- _Problem_
Can you find the lines of the listing that include "JSON" and copy every one?
--
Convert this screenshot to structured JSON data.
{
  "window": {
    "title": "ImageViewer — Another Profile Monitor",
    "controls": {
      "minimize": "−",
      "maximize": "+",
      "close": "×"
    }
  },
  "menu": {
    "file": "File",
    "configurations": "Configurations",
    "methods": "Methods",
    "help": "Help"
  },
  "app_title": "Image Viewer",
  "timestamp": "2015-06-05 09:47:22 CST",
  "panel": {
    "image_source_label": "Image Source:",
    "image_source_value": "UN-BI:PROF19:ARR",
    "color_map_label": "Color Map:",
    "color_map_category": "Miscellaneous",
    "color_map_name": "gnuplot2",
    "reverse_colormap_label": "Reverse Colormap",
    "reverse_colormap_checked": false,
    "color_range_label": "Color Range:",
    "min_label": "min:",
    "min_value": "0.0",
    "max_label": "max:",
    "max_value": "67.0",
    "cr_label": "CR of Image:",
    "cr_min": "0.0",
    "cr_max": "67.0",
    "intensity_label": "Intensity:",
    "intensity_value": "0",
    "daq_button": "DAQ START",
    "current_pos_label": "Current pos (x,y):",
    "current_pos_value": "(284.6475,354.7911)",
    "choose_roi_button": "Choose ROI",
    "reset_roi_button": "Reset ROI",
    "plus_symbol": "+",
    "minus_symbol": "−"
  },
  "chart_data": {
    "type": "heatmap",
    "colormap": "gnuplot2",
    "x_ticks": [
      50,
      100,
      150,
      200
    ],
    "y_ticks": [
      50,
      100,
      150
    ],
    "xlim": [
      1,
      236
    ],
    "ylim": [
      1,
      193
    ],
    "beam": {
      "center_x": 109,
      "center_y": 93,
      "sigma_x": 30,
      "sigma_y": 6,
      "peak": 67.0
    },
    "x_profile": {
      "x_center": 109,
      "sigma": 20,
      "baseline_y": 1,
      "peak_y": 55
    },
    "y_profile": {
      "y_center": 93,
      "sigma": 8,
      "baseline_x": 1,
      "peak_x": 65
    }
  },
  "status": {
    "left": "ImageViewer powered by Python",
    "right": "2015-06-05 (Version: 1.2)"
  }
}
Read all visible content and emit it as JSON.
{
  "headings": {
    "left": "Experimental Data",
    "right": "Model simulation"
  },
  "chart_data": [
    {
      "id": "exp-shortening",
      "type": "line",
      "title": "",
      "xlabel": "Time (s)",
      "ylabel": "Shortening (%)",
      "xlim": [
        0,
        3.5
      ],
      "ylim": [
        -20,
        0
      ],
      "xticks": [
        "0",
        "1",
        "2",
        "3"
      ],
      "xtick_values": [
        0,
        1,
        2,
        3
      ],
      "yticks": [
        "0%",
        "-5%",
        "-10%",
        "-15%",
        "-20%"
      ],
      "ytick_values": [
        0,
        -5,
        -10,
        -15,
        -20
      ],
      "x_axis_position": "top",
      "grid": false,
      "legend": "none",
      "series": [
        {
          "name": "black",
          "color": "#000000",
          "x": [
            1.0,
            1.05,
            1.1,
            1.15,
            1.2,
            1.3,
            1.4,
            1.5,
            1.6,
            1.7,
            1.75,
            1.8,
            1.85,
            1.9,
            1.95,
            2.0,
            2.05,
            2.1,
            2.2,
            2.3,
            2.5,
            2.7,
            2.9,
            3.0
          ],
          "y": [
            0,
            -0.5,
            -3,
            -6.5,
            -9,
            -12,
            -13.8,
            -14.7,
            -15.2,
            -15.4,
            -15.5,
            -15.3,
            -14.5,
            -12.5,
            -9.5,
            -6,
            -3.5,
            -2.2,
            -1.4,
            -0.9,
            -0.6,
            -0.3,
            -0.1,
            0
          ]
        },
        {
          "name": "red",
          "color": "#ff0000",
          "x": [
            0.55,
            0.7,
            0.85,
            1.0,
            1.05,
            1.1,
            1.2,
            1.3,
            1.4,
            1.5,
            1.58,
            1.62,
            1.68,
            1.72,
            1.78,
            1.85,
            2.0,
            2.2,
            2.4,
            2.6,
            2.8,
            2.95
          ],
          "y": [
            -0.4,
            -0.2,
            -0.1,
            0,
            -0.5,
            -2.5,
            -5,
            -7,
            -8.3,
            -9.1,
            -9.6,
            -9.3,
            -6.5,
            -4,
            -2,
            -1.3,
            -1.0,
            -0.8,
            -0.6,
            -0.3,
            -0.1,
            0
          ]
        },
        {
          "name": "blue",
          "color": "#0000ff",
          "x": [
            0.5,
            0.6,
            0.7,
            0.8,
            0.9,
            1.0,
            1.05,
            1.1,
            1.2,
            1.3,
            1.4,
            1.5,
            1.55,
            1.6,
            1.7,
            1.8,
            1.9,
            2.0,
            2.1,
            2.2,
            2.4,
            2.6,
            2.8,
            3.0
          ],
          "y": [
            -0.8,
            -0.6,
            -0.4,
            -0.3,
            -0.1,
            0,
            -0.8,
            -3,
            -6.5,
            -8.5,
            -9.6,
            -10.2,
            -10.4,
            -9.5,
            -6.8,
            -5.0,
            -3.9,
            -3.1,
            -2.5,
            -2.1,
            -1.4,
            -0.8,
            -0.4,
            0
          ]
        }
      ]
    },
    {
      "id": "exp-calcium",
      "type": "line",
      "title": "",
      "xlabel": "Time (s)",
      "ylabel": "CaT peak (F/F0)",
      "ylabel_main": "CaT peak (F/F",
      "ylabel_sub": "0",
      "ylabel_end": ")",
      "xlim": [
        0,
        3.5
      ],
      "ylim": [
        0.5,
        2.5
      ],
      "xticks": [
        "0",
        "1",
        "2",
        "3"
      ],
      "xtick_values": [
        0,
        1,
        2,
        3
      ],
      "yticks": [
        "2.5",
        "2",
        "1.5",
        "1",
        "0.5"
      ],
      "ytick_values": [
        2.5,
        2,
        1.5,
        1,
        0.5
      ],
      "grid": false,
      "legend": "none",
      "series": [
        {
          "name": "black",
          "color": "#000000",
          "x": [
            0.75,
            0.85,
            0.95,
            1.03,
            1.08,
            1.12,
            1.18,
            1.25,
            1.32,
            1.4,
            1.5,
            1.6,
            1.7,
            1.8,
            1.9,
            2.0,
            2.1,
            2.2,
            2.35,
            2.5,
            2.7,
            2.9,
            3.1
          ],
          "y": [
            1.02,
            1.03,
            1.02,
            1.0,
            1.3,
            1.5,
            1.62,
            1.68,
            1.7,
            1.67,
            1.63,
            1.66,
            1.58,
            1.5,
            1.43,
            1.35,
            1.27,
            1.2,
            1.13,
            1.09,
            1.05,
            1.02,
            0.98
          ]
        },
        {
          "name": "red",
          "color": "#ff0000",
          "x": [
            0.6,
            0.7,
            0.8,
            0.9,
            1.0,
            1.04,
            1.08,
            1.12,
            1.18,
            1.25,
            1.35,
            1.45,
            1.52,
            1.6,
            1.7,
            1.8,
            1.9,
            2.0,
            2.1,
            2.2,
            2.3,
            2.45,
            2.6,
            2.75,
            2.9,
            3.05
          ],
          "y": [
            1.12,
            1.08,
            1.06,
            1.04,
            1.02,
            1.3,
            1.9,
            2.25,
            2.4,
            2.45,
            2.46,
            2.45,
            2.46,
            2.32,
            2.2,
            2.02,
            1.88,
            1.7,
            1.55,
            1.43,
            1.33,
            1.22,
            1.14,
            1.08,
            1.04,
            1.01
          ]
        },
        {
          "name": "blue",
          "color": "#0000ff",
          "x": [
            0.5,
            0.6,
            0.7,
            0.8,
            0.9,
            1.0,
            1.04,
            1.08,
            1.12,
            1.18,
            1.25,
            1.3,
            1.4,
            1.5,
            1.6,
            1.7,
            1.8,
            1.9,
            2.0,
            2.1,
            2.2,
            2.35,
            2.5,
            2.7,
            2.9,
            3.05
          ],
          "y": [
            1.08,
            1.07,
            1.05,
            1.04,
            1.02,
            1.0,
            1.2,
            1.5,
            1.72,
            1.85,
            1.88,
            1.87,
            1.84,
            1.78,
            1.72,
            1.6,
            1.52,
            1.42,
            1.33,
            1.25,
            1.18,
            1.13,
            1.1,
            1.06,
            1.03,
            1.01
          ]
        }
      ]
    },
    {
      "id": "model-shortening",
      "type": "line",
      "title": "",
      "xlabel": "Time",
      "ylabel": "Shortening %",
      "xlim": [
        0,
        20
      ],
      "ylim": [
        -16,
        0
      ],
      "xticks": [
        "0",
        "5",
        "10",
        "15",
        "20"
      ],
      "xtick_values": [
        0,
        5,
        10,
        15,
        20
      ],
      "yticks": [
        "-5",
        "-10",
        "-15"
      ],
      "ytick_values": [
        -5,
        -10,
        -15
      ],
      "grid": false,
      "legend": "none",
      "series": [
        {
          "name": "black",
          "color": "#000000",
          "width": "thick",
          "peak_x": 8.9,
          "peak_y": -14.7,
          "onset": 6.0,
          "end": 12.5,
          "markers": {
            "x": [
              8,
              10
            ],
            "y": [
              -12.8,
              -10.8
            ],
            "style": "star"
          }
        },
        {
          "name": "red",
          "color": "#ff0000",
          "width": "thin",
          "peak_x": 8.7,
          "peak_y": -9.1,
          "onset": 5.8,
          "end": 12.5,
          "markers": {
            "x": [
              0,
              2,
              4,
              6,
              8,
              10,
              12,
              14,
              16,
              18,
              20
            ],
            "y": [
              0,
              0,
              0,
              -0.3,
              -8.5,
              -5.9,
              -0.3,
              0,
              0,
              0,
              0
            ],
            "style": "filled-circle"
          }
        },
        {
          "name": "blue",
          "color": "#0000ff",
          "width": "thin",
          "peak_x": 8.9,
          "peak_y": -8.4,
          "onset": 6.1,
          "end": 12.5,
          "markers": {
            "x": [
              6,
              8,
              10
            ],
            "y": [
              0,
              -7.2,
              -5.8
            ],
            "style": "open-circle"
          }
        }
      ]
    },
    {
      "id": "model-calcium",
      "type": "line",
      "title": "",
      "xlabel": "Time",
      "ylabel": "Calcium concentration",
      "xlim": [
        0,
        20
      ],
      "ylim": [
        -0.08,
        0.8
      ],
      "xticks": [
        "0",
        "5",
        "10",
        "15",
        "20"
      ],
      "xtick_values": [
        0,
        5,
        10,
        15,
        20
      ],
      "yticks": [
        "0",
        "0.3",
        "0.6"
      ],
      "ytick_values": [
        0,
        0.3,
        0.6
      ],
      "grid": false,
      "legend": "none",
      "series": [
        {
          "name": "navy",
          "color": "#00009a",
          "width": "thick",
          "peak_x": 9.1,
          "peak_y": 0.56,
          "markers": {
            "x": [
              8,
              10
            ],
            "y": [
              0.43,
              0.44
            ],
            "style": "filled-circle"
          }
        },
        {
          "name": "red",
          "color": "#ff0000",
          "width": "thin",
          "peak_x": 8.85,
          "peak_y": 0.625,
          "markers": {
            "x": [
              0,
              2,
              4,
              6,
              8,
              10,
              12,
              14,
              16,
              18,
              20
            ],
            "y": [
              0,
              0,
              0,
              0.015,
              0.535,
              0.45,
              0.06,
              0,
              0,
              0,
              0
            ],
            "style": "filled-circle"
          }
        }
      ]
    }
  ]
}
--
- _Exercise result_
Convert this screenshot to structured JSON data.
Read all visible content and emit it as JSON.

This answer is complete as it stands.